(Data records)
- - -

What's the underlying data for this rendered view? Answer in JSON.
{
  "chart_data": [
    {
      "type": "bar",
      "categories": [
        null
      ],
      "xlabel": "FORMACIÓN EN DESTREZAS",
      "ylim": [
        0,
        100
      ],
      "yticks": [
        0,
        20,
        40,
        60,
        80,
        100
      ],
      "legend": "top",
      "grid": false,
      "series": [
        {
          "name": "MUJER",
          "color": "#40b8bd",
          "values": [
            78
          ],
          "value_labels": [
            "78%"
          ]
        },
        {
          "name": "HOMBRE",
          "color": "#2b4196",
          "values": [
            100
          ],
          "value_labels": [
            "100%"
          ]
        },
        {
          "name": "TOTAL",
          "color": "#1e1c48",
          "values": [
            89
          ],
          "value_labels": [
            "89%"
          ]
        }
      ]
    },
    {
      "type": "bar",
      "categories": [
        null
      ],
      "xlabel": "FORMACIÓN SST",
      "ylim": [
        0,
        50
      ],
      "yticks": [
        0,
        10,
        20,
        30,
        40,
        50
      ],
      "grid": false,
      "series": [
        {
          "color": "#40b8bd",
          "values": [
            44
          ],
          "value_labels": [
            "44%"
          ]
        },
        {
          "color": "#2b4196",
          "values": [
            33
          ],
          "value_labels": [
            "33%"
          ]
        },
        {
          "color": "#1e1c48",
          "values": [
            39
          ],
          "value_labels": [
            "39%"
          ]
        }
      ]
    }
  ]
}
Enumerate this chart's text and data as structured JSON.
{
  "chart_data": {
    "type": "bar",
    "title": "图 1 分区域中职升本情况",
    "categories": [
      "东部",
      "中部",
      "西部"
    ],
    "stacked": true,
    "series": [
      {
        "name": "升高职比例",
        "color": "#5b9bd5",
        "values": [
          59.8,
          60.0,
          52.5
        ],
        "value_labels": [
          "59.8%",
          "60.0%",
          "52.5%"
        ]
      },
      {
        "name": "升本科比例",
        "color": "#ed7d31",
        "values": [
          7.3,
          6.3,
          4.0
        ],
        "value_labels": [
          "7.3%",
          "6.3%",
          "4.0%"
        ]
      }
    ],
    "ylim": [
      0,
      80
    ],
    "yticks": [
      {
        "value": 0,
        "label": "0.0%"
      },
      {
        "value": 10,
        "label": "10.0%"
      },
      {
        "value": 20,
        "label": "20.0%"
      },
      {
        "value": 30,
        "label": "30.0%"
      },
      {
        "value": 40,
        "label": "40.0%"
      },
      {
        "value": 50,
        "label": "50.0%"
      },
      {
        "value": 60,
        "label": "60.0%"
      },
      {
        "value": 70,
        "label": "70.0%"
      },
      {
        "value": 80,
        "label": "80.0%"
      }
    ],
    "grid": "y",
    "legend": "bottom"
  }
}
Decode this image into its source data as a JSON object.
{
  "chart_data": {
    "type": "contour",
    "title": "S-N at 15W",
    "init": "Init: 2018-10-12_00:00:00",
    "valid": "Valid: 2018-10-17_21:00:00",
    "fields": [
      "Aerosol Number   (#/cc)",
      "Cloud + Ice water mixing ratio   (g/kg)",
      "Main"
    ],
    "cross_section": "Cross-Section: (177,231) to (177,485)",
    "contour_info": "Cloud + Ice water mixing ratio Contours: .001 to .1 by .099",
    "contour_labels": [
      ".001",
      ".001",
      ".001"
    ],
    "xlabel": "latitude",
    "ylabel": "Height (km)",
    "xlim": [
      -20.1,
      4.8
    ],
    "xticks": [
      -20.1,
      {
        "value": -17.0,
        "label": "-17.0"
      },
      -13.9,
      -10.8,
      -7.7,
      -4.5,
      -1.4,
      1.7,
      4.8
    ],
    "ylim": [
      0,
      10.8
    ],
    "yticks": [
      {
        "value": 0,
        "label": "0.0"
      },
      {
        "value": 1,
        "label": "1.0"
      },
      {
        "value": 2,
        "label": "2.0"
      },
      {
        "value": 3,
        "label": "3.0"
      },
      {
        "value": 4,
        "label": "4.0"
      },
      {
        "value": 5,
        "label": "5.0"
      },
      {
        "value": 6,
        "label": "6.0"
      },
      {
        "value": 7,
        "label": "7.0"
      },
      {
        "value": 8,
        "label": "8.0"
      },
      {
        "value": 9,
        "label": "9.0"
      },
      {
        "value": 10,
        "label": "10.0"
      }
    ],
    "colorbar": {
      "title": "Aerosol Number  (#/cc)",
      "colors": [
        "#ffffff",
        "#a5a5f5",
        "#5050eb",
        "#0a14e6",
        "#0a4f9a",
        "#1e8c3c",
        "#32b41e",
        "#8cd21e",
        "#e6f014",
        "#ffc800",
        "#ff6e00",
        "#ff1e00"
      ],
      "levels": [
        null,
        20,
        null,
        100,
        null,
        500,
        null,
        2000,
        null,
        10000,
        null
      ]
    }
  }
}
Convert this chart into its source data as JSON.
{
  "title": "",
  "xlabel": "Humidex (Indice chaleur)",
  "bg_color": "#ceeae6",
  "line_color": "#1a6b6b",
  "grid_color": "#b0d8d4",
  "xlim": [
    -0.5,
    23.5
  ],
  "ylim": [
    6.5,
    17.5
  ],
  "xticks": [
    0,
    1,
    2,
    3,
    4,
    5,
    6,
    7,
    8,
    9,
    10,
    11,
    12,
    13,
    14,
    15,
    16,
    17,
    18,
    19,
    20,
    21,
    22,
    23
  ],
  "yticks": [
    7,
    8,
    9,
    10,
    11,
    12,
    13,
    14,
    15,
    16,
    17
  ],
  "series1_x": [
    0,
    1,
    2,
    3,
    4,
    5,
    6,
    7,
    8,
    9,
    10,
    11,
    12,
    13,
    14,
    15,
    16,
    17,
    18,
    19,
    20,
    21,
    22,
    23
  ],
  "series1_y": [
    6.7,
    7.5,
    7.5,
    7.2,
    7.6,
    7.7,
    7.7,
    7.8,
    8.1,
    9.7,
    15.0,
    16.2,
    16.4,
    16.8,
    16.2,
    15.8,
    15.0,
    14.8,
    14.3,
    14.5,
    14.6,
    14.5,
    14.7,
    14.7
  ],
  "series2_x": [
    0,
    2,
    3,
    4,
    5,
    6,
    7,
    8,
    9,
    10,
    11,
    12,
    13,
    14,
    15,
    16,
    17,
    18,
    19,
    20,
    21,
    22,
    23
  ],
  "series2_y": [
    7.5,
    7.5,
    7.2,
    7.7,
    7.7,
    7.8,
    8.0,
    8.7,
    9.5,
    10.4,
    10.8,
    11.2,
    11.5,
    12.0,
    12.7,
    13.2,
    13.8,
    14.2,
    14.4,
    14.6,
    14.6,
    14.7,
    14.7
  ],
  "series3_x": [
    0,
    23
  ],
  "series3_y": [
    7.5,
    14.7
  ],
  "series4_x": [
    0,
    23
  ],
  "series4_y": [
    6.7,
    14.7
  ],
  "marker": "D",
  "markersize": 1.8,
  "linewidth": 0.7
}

- - -

§ **REQUIRED WORK**: All of the material above needs to be retyped word for word.

§ **ANSWER**:
What's the underlying data for this rendered view? Answer in JSON.
{
  "chart_data": [
    {
      "type": "bar",
      "categories": [
        null
      ],
      "xlabel": "FORMACIÓN EN DESTREZAS",
      "ylim": [
        0,
        100
      ],
      "yticks": [
        0,
        20,
        40,
        60,
        80,
        100
      ],
      "legend": "top",
      "grid": false,
      "series": [
        {
          "name": "MUJER",
          "color": "#40b8bd",
          "values": [
            78
          ],
          "value_labels": [
            "78%"
          ]
        },
        {
          "name": "HOMBRE",
          "color": "#2b4196",
          "values": [
            100
          ],
          "value_labels": [
            "100%"
          ]
        },
        {
          "name": "TOTAL",
          "color": "#1e1c48",
          "values": [
            89
          ],
          "value_labels": [
            "89%"
          ]
        }
      ]
    },
    {
      "type": "bar",
      "categories": [
        null
      ],
      "xlabel": "FORMACIÓN SST",
      "ylim": [
        0,
        50
      ],
      "yticks": [
        0,
        10,
        20,
        30,
        40,
        50
      ],
      "grid": false,
      "series": [
        {
          "color": "#40b8bd",
          "values": [
            44
          ],
          "value_labels": [
            "44%"
          ]
        },
        {
          "color": "#2b4196",
          "values": [
            33
          ],
          "value_labels": [
            "33%"
          ]
        },
        {
          "color": "#1e1c48",
          "values": [
            39
          ],
          "value_labels": [
            "39%"
          ]
        }
      ]
    }
  ]
}
Enumerate this chart's text and data as structured JSON.
{
  "chart_data": {
    "type": "bar",
    "title": "图 1 分区域中职升本情况",
    "categories": [
      "东部",
      "中部",
      "西部"
    ],
    "stacked": true,
    "series": [
      {
        "name": "升高职比例",
        "color": "#5b9bd5",
        "values": [
          59.8,
          60.0,
          52.5
        ],
        "value_labels": [
          "59.8%",
          "60.0%",
          "52.5%"
        ]
      },
      {
        "name": "升本科比例",
        "color": "#ed7d31",
        "values": [
          7.3,
          6.3,
          4.0
        ],
        "value_labels": [
          "7.3%",
          "6.3%",
          "4.0%"
        ]
      }
    ],
    "ylim": [
      0,
      80
    ],
    "yticks": [
      {
        "value": 0,
        "label": "0.0%"
      },
      {
        "value": 10,
        "label": "10.0%"
      },
      {
        "value": 20,
        "label": "20.0%"
      },
      {
        "value": 30,
        "label": "30.0%"
      },
      {
        "value": 40,
        "label": "40.0%"
      },
      {
        "value": 50,
        "label": "50.0%"
      },
      {
        "value": 60,
        "label": "60.0%"
      },
      {
        "value": 70,
        "label": "70.0%"
      },
      {
        "value": 80,
        "label": "80.0%"
      }
    ],
    "grid": "y",
    "legend": "bottom"
  }
}
Decode this image into its source data as a JSON object.
{
  "chart_data": {
    "type": "contour",
    "title": "S-N at 15W",
    "init": "Init: 2018-10-12_00:00:00",
    "valid": "Valid: 2018-10-17_21:00:00",
    "fields": [
      "Aerosol Number   (#/cc)",
      "Cloud + Ice water mixing ratio   (g/kg)",
      "Main"
    ],
    "cross_section": "Cross-Section: (177,231) to (177,485)",
    "contour_info": "Cloud + Ice water mixing ratio Contours: .001 to .1 by .099",
    "contour_labels": [
      ".001",
      ".001",
      ".001"
    ],
    "xlabel": "latitude",
    "ylabel": "Height (km)",
    "xlim": [
      -20.1,
      4.8
    ],
    "xticks": [
      -20.1,
      {
        "value": -17.0,
        "label": "-17.0"
      },
      -13.9,
      -10.8,
      -7.7,
      -4.5,
      -1.4,
      1.7,
      4.8
    ],
    "ylim": [
      0,
      10.8
    ],
    "yticks": [
      {
        "value": 0,
        "label": "0.0"
      },
      {
        "value": 1,
        "label": "1.0"
      },
      {
        "value": 2,
        "label": "2.0"
      },
      {
        "value": 3,
        "label": "3.0"
      },
      {
        "value": 4,
        "label": "4.0"
      },
      {
        "value": 5,
        "label": "5.0"
      },
      {
        "value": 6,
        "label": "6.0"
      },
      {
        "value": 7,
        "label": "7.0"
      },
      {
        "value": 8,
        "label": "8.0"
      },
      {
        "value": 9,
        "label": "9.0"
      },
      {
        "value": 10,
        "label": "10.0"
      }
    ],
    "colorbar": {
      "title": "Aerosol Number  (#/cc)",
      "colors": [
        "#ffffff",
        "#a5a5f5",
        "#5050eb",
        "#0a14e6",
        "#0a4f9a",
        "#1e8c3c",
        "#32b41e",
        "#8cd21e",
        "#e6f014",
        "#ffc800",
        "#ff6e00",
        "#ff1e00"
      ],
      "levels": [
        null,
        20,
        null,
        100,
        null,
        500,
        null,
        2000,
        null,
        10000,
        null
      ]
    }
  }
}
Convert this chart into its source data as JSON.
{
  "title": "",
  "xlabel": "Humidex (Indice chaleur)",
  "bg_color": "#ceeae6",
  "line_color": "#1a6b6b",
  "grid_color": "#b0d8d4",
  "xlim": [
    -0.5,
    23.5
  ],
  "ylim": [
    6.5,
    17.5
  ],
  "xticks": [
    0,
    1,
    2,
    3,
    4,
    5,
    6,
    7,
    8,
    9,
    10,
    11,
    12,
    13,
    14,
    15,
    16,
    17,
    18,
    19,
    20,
    21,
    22,
    23
  ],
  "yticks": [
    7,
    8,
    9,
    10,
    11,
    12,
    13,
    14,
    15,
    16,
    17
  ],
  "series1_x": [
    0,
    1,
    2,
    3,
    4,
    5,
    6,
    7,
    8,
    9,
    10,
    11,
    12,
    13,
    14,
    15,
    16,
    17,
    18,
    19,
    20,
    21,
    22,
    23
  ],
  "series1_y": [
    6.7,
    7.5,
    7.5,
    7.2,
    7.6,
    7.7,
    7.7,
    7.8,
    8.1,
    9.7,
    15.0,
    16.2,
    16.4,
    16.8,
    16.2,
    15.8,
    15.0,
    14.8,
    14.3,
    14.5,
    14.6,
    14.5,
    14.7,
    14.7
  ],
  "series2_x": [
    0,
    2,
    3,
    4,
    5,
    6,
    7,
    8,
    9,
    10,
    11,
    12,
    13,
    14,
    15,
    16,
    17,
    18,
    19,
    20,
    21,
    22,
    23
  ],
  "series2_y": [
    7.5,
    7.5,
    7.2,
    7.7,
    7.7,
    7.8,
    8.0,
    8.7,
    9.5,
    10.4,
    10.8,
    11.2,
    11.5,
    12.0,
    12.7,
    13.2,
    13.8,
    14.2,
    14.4,
    14.6,
    14.6,
    14.7,
    14.7
  ],
  "series3_x": [
    0,
    23
  ],
  "series3_y": [
    7.5,
    14.7
  ],
  "series4_x": [
    0,
    23
  ],
  "series4_y": [
    6.7,
    14.7
  ],
  "marker": "D",
  "markersize": 1.8,
  "linewidth": 0.7
}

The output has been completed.